_Task to carry out_
Gather every line below that contains the string "category", and copy each one in full.

* start Listed records *

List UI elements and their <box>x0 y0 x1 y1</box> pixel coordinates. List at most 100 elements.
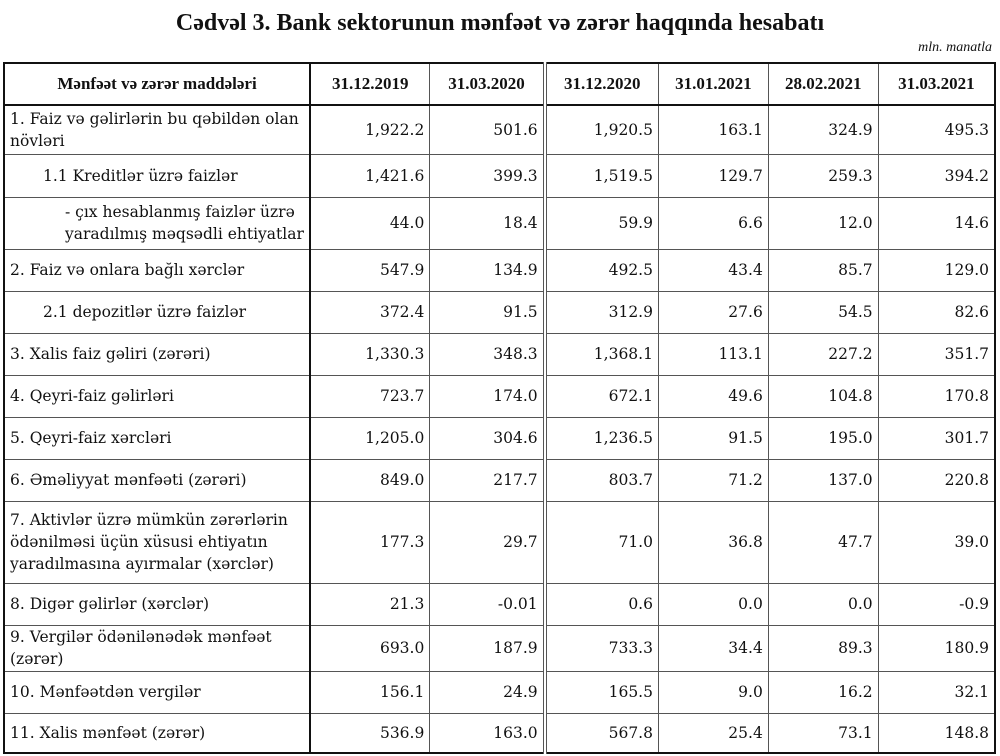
cell-value: 803.7 <box>542 458 659 502</box>
cell-value: 0.6 <box>542 582 659 626</box>
profit-loss-table: Mənfəət və zərər maddələri 31.12.2019 31.0… <box>3 62 996 754</box>
cell-value: 693.0 <box>309 624 431 672</box>
cell-value: 71.0 <box>542 500 659 584</box>
cell-value: 16.2 <box>767 670 879 714</box>
cell-value: 1,519.5 <box>542 153 659 198</box>
cell-value: 174.0 <box>429 374 546 418</box>
cell-value: 0.0 <box>657 582 769 626</box>
row-label: 6. Əməliyyat mənfəəti (zərəri) <box>3 458 312 502</box>
cell-value: 34.4 <box>657 624 769 672</box>
table-row: 1.1 Kreditlər üzrə faizlər 1,421.6 399.3 1,… <box>3 153 996 198</box>
cell-value: 1,920.5 <box>542 104 659 155</box>
cell-value: 32.1 <box>877 670 996 714</box>
cell-value: 217.7 <box>429 458 546 502</box>
table-row: 2.1 depozitlər üzrə faizlər 372.4 91.5 312.… <box>3 290 996 334</box>
cell-value: 259.3 <box>767 153 879 198</box>
table-row: 4. Qeyri-faiz gəlirləri 723.7 174.0 672.1 49… <box>3 374 996 418</box>
cell-value: 148.8 <box>877 712 996 754</box>
table-row: 6. Əməliyyat mənfəəti (zərəri) 849.0 217.7… <box>3 458 996 502</box>
row-label: 5. Qeyri-faiz xərcləri <box>3 416 312 460</box>
cell-value: 47.7 <box>767 500 879 584</box>
cell-value: 129.0 <box>877 248 996 292</box>
cell-value: 324.9 <box>767 104 879 155</box>
cell-value: 733.3 <box>542 624 659 672</box>
cell-value: 39.0 <box>877 500 996 584</box>
table-row: 3. Xalis faiz gəliri (zərəri) 1,330.3 348.… <box>3 332 996 376</box>
cell-value: 89.3 <box>767 624 879 672</box>
cell-value: 165.5 <box>542 670 659 714</box>
cell-value: 44.0 <box>309 196 431 250</box>
table-row: 9. Vergilər ödənilənədək mənfəət (zərər)… <box>3 624 996 672</box>
cell-value: 73.1 <box>767 712 879 754</box>
cell-value: 672.1 <box>542 374 659 418</box>
cell-value: 0.0 <box>767 582 879 626</box>
cell-value: 9.0 <box>657 670 769 714</box>
cell-value: 399.3 <box>429 153 546 198</box>
table-row: 8. Digər gəlirlər (xərclər) 21.3 -0.01 0.6 0… <box>3 582 996 626</box>
cell-value: 12.0 <box>767 196 879 250</box>
row-label: 3. Xalis faiz gəliri (zərəri) <box>3 332 312 376</box>
cell-value: 1,922.2 <box>309 104 431 155</box>
column-header-date: 31.03.2020 <box>429 62 546 106</box>
cell-value: 156.1 <box>309 670 431 714</box>
cell-value: 227.2 <box>767 332 879 376</box>
cell-value: 567.8 <box>542 712 659 754</box>
column-header-date: 31.12.2020 <box>542 62 659 106</box>
cell-value: 27.6 <box>657 290 769 334</box>
cell-value: 536.9 <box>309 712 431 754</box>
row-label: 10. Mənfəətdən vergilər <box>3 670 312 714</box>
cell-value: 71.2 <box>657 458 769 502</box>
cell-value: 849.0 <box>309 458 431 502</box>
cell-value: 501.6 <box>429 104 546 155</box>
cell-value: 301.7 <box>877 416 996 460</box>
row-label: 7. Aktivlər üzrə mümkün zərərlərin ödəni… <box>3 500 312 584</box>
cell-value: 170.8 <box>877 374 996 418</box>
cell-value: 1,421.6 <box>309 153 431 198</box>
cell-value: 723.7 <box>309 374 431 418</box>
column-header-date: 31.01.2021 <box>657 62 769 106</box>
cell-value: 54.5 <box>767 290 879 334</box>
cell-value: 134.9 <box>429 248 546 292</box>
cell-value: 18.4 <box>429 196 546 250</box>
cell-value: 312.9 <box>542 290 659 334</box>
cell-value: 394.2 <box>877 153 996 198</box>
cell-value: 59.9 <box>542 196 659 250</box>
row-label: 9. Vergilər ödənilənədək mənfəət (zərər) <box>3 624 312 672</box>
header-row: Mənfəət və zərər maddələri 31.12.2019 31.0… <box>3 62 996 106</box>
cell-value: 372.4 <box>309 290 431 334</box>
column-header-date: 31.03.2021 <box>877 62 996 106</box>
column-header-date: 31.12.2019 <box>309 62 431 106</box>
cell-value: 177.3 <box>309 500 431 584</box>
cell-value: 24.9 <box>429 670 546 714</box>
cell-value: -0.01 <box>429 582 546 626</box>
column-header-date: 28.02.2021 <box>767 62 879 106</box>
cell-value: 21.3 <box>309 582 431 626</box>
row-label: 2. Faiz və onlara bağlı xərclər <box>3 248 312 292</box>
cell-value: 220.8 <box>877 458 996 502</box>
cell-value: -0.9 <box>877 582 996 626</box>
cell-value: 49.6 <box>657 374 769 418</box>
cell-value: 187.9 <box>429 624 546 672</box>
cell-value: 547.9 <box>309 248 431 292</box>
row-label: 11. Xalis mənfəət (zərər) <box>3 712 312 754</box>
cell-value: 1,236.5 <box>542 416 659 460</box>
row-label: - çıx hesablanmış faizlər üzrə yaradılmı… <box>3 196 312 250</box>
table-row: 7. Aktivlər üzrə mümkün zərərlərin ödəni… <box>3 500 996 584</box>
row-label: 8. Digər gəlirlər (xərclər) <box>3 582 312 626</box>
cell-value: 1,205.0 <box>309 416 431 460</box>
table-row: 1. Faiz və gəlirlərin bu qəbildən olan n… <box>3 104 996 155</box>
table-title: Cədvəl 3. Bank sektorunun mənfəət və zər… <box>175 10 825 36</box>
cell-value: 163.0 <box>429 712 546 754</box>
cell-value: 104.8 <box>767 374 879 418</box>
cell-value: 495.3 <box>877 104 996 155</box>
cell-value: 91.5 <box>429 290 546 334</box>
cell-value: 129.7 <box>657 153 769 198</box>
table-row: 10. Mənfəətdən vergilər 156.1 24.9 165.5 9.0… <box>3 670 996 714</box>
cell-value: 163.1 <box>657 104 769 155</box>
cell-value: 36.8 <box>657 500 769 584</box>
unit-label: mln. manatla <box>918 40 992 55</box>
row-label: 2.1 depozitlər üzrə faizlər <box>3 290 312 334</box>
table-row: 2. Faiz və onlara bağlı xərclər 547.9 134.… <box>3 248 996 292</box>
row-label: 1.1 Kreditlər üzrə faizlər <box>3 153 312 198</box>
cell-value: 137.0 <box>767 458 879 502</box>
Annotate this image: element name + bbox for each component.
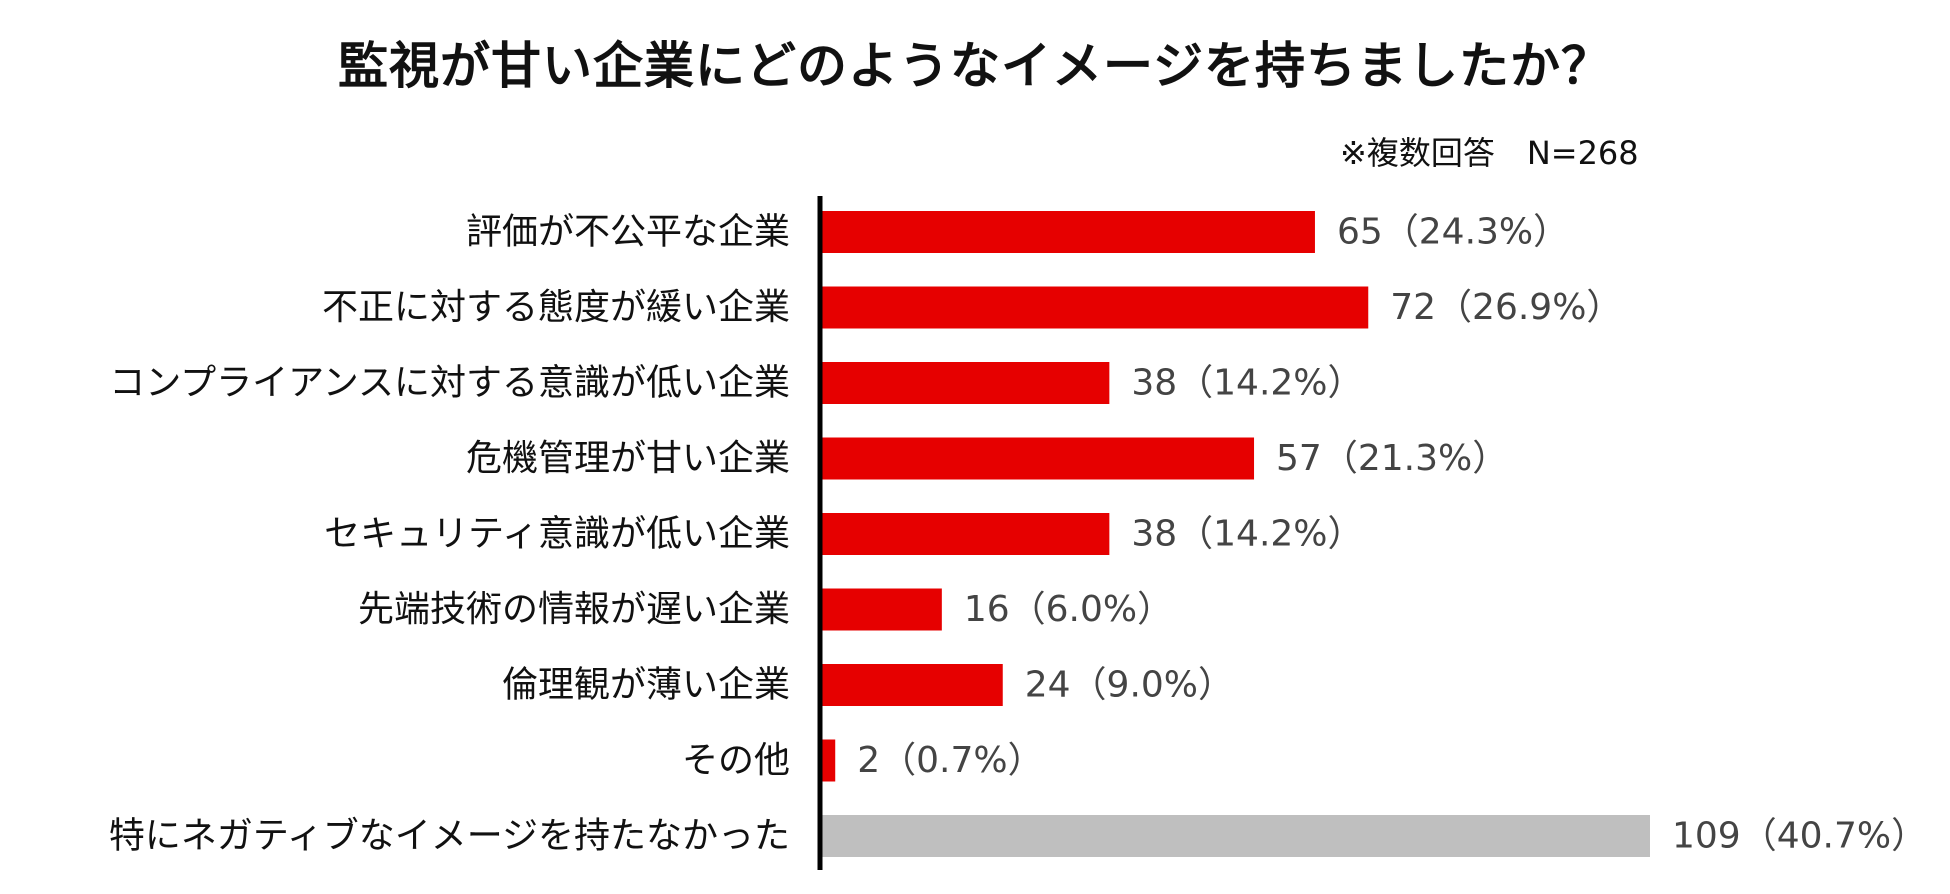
value-label: 65（24.3%） xyxy=(1337,212,1569,253)
category-label: 危機管理が甘い企業 xyxy=(466,438,790,479)
value-label: 16（6.0%） xyxy=(964,589,1173,630)
value-label: 57（21.3%） xyxy=(1276,438,1508,479)
category-label: 先端技術の情報が遅い企業 xyxy=(358,589,790,630)
category-label: 倫理観が薄い企業 xyxy=(502,665,790,706)
bar xyxy=(820,362,1110,404)
chart-title: 監視が甘い企業にどのようなイメージを持ちましたか？ xyxy=(338,37,1612,95)
category-label: 評価が不公平な企業 xyxy=(466,212,790,253)
value-label: 109（40.7%） xyxy=(1672,816,1927,857)
category-label: 特にネガティブなイメージを持たなかった xyxy=(109,816,790,857)
bar xyxy=(820,513,1110,555)
bar xyxy=(820,286,1369,329)
bar xyxy=(820,815,1650,857)
respondent-note: ※複数回答 N=268 xyxy=(1340,134,1639,172)
value-label: 24（9.0%） xyxy=(1025,665,1234,706)
bar xyxy=(820,739,836,782)
bar xyxy=(820,211,1315,253)
value-label: 72（26.9%） xyxy=(1390,287,1622,328)
category-label: 不正に対する態度が緩い企業 xyxy=(322,287,790,328)
value-label: 2（0.7%） xyxy=(857,740,1043,781)
category-label: コンプライアンスに対する意識が低い企業 xyxy=(109,363,790,404)
value-label: 38（14.2%） xyxy=(1131,363,1363,404)
bar xyxy=(820,588,942,631)
category-label: その他 xyxy=(682,740,790,781)
bar xyxy=(820,437,1255,480)
category-label: セキュリティ意識が低い企業 xyxy=(324,514,790,555)
value-label: 38（14.2%） xyxy=(1131,514,1363,555)
bar xyxy=(820,664,1003,706)
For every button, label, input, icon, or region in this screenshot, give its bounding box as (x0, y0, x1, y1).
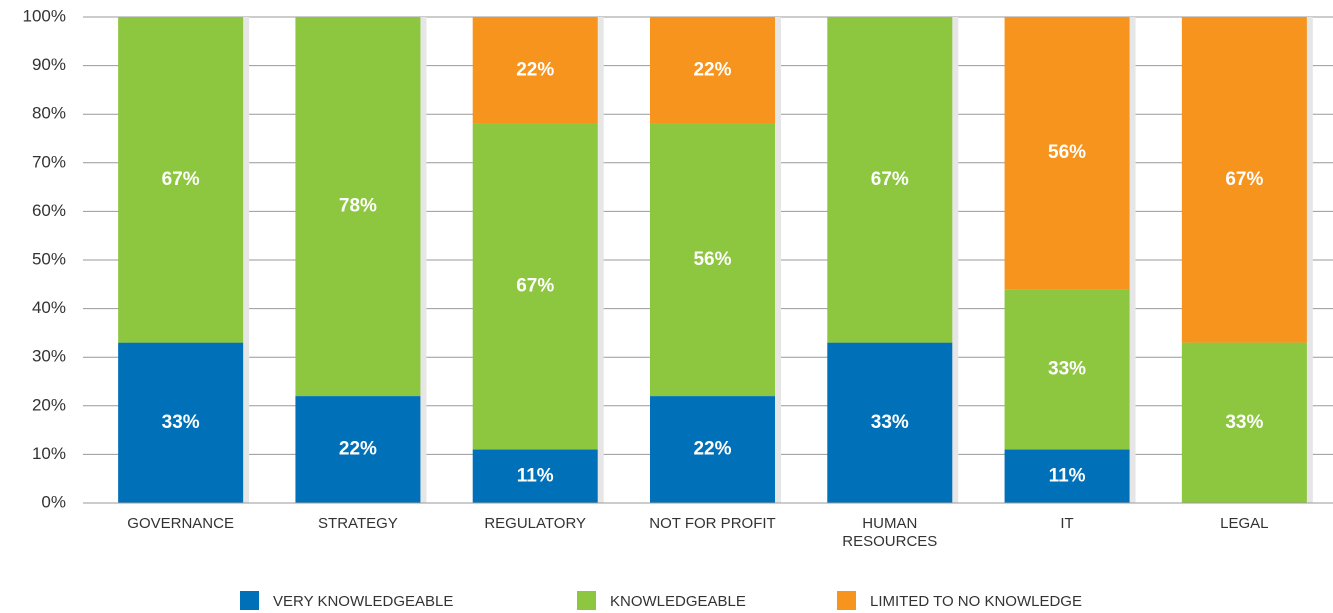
y-tick-label: 40% (32, 298, 66, 317)
x-tick-label: NOT FOR PROFIT (649, 515, 776, 532)
bar-segment (650, 396, 775, 503)
data-label: 56% (693, 249, 731, 270)
y-tick-label: 80% (32, 104, 66, 123)
bar-segment (1004, 289, 1130, 450)
legend-label: VERY KNOWLEDGEABLE (273, 593, 453, 610)
data-label: 22% (339, 439, 377, 460)
bar-segment (650, 17, 775, 124)
legend-swatch (577, 591, 596, 610)
bar-segment (827, 17, 953, 343)
y-tick-label: 10% (32, 444, 66, 463)
y-tick-label: 90% (32, 55, 66, 74)
data-label: 67% (871, 169, 909, 190)
bar-segment (827, 342, 953, 503)
data-label: 22% (516, 59, 554, 80)
bar-segment (1181, 342, 1307, 503)
bar-segment (118, 342, 244, 503)
data-label: 78% (339, 196, 377, 217)
data-label: 22% (693, 439, 731, 460)
bar-segment (295, 396, 421, 503)
bar-segment (295, 17, 421, 397)
data-label: 22% (693, 59, 731, 80)
legend-label: KNOWLEDGEABLE (610, 593, 746, 610)
data-label: 33% (871, 412, 909, 433)
data-label: 33% (162, 412, 200, 433)
y-tick-label: 30% (32, 347, 66, 366)
bar-segment (472, 449, 598, 503)
legend-swatch (240, 591, 259, 610)
bar-segment (118, 17, 244, 343)
bar-segment (472, 123, 598, 450)
legend-label: LIMITED TO NO KNOWLEDGE (870, 593, 1082, 610)
x-tick-label: LEGAL (1220, 515, 1269, 532)
bar-segment (472, 17, 598, 124)
bar-segment (1004, 17, 1130, 290)
x-tick-label: IT (1060, 515, 1074, 532)
bar-segment (1181, 17, 1307, 343)
x-tick-label: STRATEGY (318, 515, 398, 532)
data-label: 33% (1048, 358, 1086, 379)
data-label: 67% (162, 169, 200, 190)
data-label: 33% (1225, 412, 1263, 433)
y-tick-label: 50% (32, 249, 66, 268)
legend-swatch (837, 591, 856, 610)
data-label: 11% (517, 465, 554, 486)
data-label: 56% (1048, 142, 1086, 163)
data-label: 67% (516, 276, 554, 297)
y-tick-label: 0% (41, 492, 66, 511)
y-tick-label: 70% (32, 152, 66, 171)
data-label: 67% (1225, 169, 1263, 190)
bar-segment (1004, 449, 1130, 503)
y-tick-label: 60% (32, 201, 66, 220)
y-tick-label: 100% (23, 6, 66, 25)
x-tick-label: HUMAN RESOURCES (842, 515, 938, 550)
x-tick-label: GOVERNANCE (127, 515, 234, 532)
data-label: 11% (1049, 465, 1086, 486)
x-tick-label: REGULATORY (484, 515, 587, 532)
bar-segment (650, 123, 775, 397)
y-tick-label: 20% (32, 395, 66, 414)
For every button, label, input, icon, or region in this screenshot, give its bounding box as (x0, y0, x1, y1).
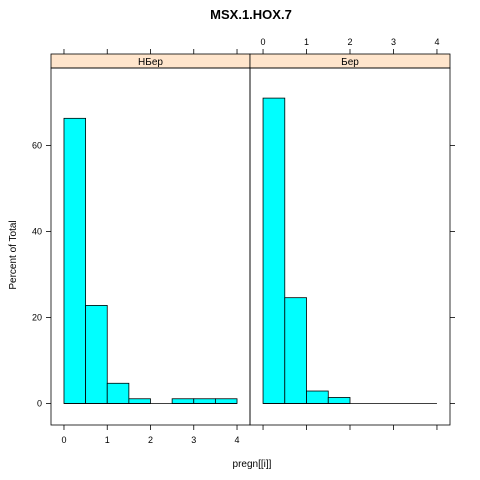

* end Listed records *

_Result_
category-label: 危機管理が甘い企業 xyxy=(466,438,790,479)
category-label: 先端技術の情報が遅い企業 xyxy=(358,589,790,630)
category-label: 倫理観が薄い企業 xyxy=(502,665,790,706)
category-label: 評価が不公平な企業 xyxy=(466,212,790,253)
category-label: 特にネガティブなイメージを持たなかった xyxy=(109,816,790,857)
category-label: 不正に対する態度が緩い企業 xyxy=(322,287,790,328)
category-label: コンプライアンスに対する意識が低い企業 xyxy=(109,363,790,404)
category-label: その他 xyxy=(682,740,790,781)
category-label: セキュリティ意識が低い企業 xyxy=(324,514,790,555)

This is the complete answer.